── RECORDS FOR THE EXERCISE ──

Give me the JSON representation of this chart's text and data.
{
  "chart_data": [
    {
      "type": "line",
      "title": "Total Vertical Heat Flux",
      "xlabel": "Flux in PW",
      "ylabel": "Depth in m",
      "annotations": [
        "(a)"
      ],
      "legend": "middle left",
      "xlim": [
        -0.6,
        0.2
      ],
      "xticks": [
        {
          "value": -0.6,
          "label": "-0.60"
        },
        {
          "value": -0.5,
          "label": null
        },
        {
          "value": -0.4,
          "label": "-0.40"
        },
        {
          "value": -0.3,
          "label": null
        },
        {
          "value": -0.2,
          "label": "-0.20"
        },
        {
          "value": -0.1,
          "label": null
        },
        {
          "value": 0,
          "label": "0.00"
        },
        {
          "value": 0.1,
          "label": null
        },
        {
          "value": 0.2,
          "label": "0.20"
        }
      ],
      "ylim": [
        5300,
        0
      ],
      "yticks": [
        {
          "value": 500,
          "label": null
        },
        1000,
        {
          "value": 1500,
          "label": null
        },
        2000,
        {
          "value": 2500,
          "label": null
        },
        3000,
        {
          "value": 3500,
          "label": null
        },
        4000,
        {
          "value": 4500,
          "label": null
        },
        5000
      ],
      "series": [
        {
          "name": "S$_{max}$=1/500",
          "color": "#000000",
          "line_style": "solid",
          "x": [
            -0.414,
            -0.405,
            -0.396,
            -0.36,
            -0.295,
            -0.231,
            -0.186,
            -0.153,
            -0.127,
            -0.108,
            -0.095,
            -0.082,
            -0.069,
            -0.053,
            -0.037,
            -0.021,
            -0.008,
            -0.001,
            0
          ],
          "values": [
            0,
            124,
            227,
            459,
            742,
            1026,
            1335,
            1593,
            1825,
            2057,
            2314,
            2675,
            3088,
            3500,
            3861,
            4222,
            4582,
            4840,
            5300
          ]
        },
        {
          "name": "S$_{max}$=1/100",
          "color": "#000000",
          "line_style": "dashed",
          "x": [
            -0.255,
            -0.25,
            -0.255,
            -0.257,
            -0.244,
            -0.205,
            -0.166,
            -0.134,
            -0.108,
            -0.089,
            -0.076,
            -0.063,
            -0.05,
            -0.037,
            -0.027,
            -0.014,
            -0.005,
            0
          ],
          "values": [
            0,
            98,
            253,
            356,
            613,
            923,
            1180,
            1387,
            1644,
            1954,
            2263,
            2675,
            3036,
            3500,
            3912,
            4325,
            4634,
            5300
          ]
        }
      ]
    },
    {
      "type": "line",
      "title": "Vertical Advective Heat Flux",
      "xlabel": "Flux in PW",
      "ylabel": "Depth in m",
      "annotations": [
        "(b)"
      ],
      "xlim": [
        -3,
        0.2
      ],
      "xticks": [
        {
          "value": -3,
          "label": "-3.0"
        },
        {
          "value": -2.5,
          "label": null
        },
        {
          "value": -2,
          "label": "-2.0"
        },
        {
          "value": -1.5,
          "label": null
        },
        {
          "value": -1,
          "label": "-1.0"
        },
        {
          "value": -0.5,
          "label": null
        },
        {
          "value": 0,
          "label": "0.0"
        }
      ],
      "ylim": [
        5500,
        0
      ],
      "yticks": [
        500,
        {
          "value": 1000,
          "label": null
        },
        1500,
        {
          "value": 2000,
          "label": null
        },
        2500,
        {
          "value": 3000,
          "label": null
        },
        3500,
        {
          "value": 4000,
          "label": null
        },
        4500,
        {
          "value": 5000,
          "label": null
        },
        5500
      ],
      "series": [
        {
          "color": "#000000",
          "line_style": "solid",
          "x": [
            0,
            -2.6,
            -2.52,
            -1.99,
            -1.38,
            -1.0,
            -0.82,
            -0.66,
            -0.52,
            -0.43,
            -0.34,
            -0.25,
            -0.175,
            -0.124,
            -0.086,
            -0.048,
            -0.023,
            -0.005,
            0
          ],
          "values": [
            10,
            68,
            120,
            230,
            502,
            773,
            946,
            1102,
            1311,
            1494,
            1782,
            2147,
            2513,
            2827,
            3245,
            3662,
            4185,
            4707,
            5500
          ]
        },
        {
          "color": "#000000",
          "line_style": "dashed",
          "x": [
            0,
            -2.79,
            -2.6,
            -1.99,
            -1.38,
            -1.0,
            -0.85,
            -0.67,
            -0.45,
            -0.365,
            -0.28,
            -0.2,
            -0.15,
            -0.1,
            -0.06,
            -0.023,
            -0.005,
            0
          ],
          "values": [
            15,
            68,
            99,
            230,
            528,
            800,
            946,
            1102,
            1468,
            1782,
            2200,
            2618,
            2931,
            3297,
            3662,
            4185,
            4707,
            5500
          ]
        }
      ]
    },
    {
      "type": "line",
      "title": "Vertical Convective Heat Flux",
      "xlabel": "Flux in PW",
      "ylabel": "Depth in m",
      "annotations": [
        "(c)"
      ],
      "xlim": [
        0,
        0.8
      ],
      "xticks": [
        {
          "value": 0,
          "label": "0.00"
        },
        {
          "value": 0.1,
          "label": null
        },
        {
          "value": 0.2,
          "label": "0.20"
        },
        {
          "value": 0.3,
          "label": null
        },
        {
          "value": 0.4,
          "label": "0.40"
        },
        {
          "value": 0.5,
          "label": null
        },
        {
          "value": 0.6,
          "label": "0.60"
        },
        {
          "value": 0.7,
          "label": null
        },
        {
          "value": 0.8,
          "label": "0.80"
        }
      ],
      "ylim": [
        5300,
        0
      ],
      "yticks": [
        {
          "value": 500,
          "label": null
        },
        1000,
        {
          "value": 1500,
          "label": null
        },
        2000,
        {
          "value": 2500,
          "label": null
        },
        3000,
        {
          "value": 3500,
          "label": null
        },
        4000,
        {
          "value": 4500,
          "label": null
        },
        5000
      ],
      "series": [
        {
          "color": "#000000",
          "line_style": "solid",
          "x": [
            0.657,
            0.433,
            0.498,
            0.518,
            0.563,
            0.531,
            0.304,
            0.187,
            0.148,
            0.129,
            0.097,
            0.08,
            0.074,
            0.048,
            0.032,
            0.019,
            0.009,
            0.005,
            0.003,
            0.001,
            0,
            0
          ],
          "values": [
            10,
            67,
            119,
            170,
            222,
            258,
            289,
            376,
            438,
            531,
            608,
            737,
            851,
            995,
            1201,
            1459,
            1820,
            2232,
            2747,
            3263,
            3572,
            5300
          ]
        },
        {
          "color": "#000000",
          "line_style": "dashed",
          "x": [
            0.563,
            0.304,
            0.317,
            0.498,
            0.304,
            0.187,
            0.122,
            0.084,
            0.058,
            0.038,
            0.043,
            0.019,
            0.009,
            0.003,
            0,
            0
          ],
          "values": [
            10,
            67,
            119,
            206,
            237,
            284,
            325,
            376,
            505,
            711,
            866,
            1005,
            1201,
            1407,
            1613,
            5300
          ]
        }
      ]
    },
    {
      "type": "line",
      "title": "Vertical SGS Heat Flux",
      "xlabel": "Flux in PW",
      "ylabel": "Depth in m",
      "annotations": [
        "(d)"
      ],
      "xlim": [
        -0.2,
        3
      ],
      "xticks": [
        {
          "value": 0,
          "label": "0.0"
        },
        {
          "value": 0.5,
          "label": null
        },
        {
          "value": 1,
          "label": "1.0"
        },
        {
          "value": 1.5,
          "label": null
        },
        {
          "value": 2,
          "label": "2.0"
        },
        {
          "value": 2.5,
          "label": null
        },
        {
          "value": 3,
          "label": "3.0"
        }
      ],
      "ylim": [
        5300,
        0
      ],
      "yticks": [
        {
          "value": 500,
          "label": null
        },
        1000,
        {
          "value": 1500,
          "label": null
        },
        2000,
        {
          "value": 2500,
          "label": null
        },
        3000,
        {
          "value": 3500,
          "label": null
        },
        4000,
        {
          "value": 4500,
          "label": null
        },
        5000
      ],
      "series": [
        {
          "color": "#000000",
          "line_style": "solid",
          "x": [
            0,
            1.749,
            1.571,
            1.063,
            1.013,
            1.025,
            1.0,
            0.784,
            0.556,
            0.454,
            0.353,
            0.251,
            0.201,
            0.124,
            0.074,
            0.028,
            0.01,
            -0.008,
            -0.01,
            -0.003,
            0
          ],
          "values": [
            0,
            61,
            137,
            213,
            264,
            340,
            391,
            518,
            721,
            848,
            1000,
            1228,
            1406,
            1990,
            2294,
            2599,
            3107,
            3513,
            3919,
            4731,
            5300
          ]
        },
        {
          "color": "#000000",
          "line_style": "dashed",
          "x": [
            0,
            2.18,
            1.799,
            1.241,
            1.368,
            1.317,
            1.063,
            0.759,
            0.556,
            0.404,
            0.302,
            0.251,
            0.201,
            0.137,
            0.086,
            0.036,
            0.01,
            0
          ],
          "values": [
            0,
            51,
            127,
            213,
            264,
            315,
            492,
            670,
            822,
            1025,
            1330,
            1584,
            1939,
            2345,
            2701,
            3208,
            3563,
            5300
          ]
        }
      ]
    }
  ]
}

───

> **WHAT YOU ARE ASKED TO DO**: Look through the entries and return every line where "Vertical" appears.

> **WRITTEN RESPONSE**:
      "title": "Total Vertical Heat Flux",
      "title": "Vertical Advective Heat Flux",
      "title": "Vertical Convective Heat Flux",
      "title": "Vertical SGS Heat Flux",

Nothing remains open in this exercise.